Your task is to repeat the entries exactly. Leave the pictures out.
#### Given data ####
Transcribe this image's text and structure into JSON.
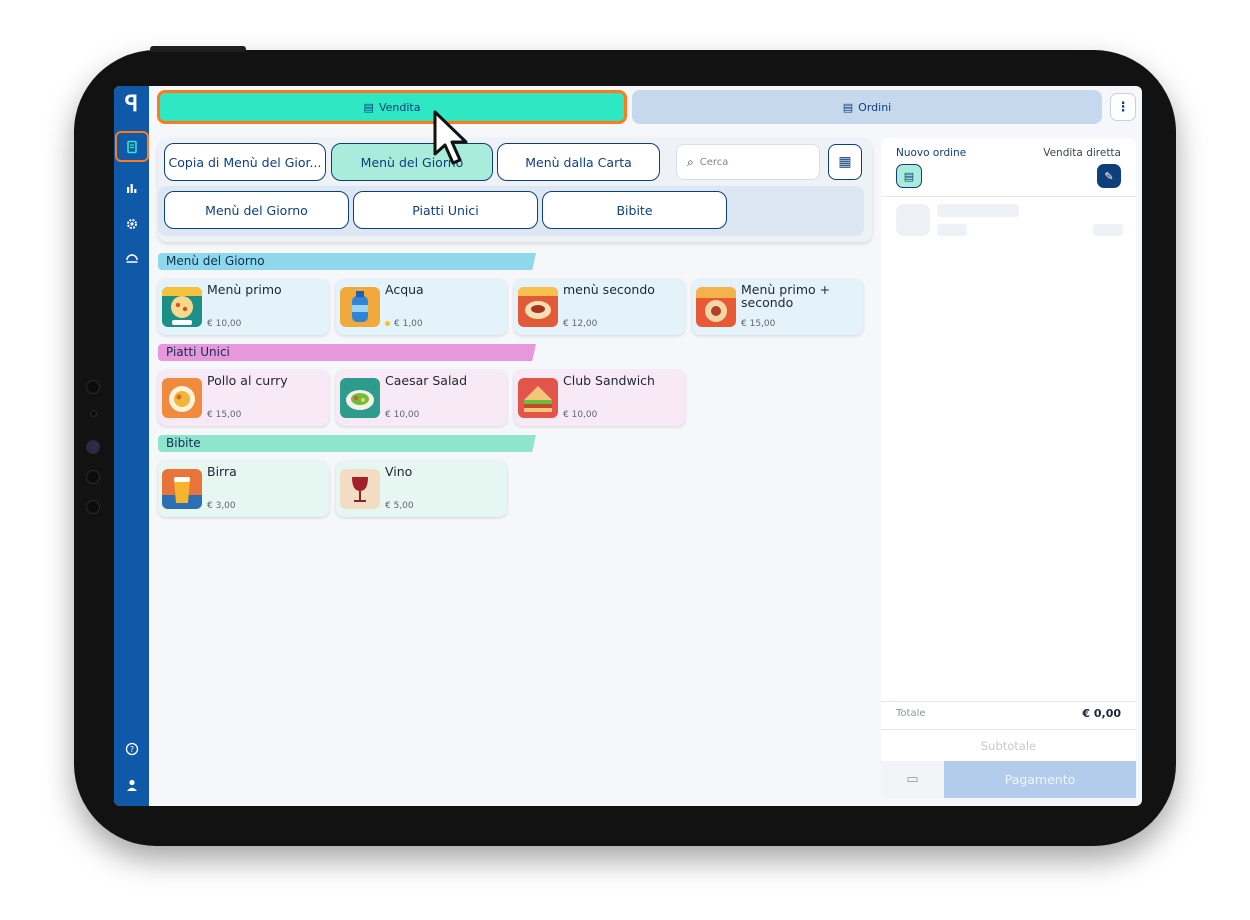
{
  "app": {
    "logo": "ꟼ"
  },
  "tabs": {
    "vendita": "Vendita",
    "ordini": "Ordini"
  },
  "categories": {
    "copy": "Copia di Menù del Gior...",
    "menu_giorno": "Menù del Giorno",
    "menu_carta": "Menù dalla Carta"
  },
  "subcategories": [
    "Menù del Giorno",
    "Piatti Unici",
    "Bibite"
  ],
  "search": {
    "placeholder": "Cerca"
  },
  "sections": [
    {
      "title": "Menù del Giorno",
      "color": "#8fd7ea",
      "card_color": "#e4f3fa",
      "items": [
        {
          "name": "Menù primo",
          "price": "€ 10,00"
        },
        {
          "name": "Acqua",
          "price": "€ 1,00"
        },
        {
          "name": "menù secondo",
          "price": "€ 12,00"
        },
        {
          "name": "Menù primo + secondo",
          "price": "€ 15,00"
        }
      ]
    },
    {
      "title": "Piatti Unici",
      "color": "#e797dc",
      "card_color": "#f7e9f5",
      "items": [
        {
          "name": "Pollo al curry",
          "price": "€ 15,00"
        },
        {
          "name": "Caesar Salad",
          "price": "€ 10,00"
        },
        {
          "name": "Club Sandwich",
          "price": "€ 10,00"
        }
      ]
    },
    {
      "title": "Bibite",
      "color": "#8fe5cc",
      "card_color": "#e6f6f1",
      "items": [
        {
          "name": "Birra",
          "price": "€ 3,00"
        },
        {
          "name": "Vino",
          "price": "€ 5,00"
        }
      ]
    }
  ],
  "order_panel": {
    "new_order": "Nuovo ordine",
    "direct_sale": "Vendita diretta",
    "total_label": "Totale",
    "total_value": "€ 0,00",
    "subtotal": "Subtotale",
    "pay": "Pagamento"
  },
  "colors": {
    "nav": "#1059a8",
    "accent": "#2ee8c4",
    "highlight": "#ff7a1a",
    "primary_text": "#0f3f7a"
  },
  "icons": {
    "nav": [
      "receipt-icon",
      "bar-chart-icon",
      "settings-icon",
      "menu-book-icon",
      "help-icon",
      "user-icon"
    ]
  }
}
####
** Solution below **
Transcribe this image's text and structure into JSON.
{
  "app": {
    "logo": "ꟼ"
  },
  "tabs": {
    "vendita": "Vendita",
    "ordini": "Ordini"
  },
  "categories": {
    "copy": "Copia di Menù del Gior...",
    "menu_giorno": "Menù del Giorno",
    "menu_carta": "Menù dalla Carta"
  },
  "subcategories": [
    "Menù del Giorno",
    "Piatti Unici",
    "Bibite"
  ],
  "search": {
    "placeholder": "Cerca"
  },
  "sections": [
    {
      "title": "Menù del Giorno",
      "color": "#8fd7ea",
      "card_color": "#e4f3fa",
      "items": [
        {
          "name": "Menù primo",
          "price": "€ 10,00"
        },
        {
          "name": "Acqua",
          "price": "€ 1,00"
        },
        {
          "name": "menù secondo",
          "price": "€ 12,00"
        },
        {
          "name": "Menù primo + secondo",
          "price": "€ 15,00"
        }
      ]
    },
    {
      "title": "Piatti Unici",
      "color": "#e797dc",
      "card_color": "#f7e9f5",
      "items": [
        {
          "name": "Pollo al curry",
          "price": "€ 15,00"
        },
        {
          "name": "Caesar Salad",
          "price": "€ 10,00"
        },
        {
          "name": "Club Sandwich",
          "price": "€ 10,00"
        }
      ]
    },
    {
      "title": "Bibite",
      "color": "#8fe5cc",
      "card_color": "#e6f6f1",
      "items": [
        {
          "name": "Birra",
          "price": "€ 3,00"
        },
        {
          "name": "Vino",
          "price": "€ 5,00"
        }
      ]
    }
  ],
  "order_panel": {
    "new_order": "Nuovo ordine",
    "direct_sale": "Vendita diretta",
    "total_label": "Totale",
    "total_value": "€ 0,00",
    "subtotal": "Subtotale",
    "pay": "Pagamento"
  },
  "colors": {
    "nav": "#1059a8",
    "accent": "#2ee8c4",
    "highlight": "#ff7a1a",
    "primary_text": "#0f3f7a"
  },
  "icons": {
    "nav": [
      "receipt-icon",
      "bar-chart-icon",
      "settings-icon",
      "menu-book-icon",
      "help-icon",
      "user-icon"
    ]
  }
}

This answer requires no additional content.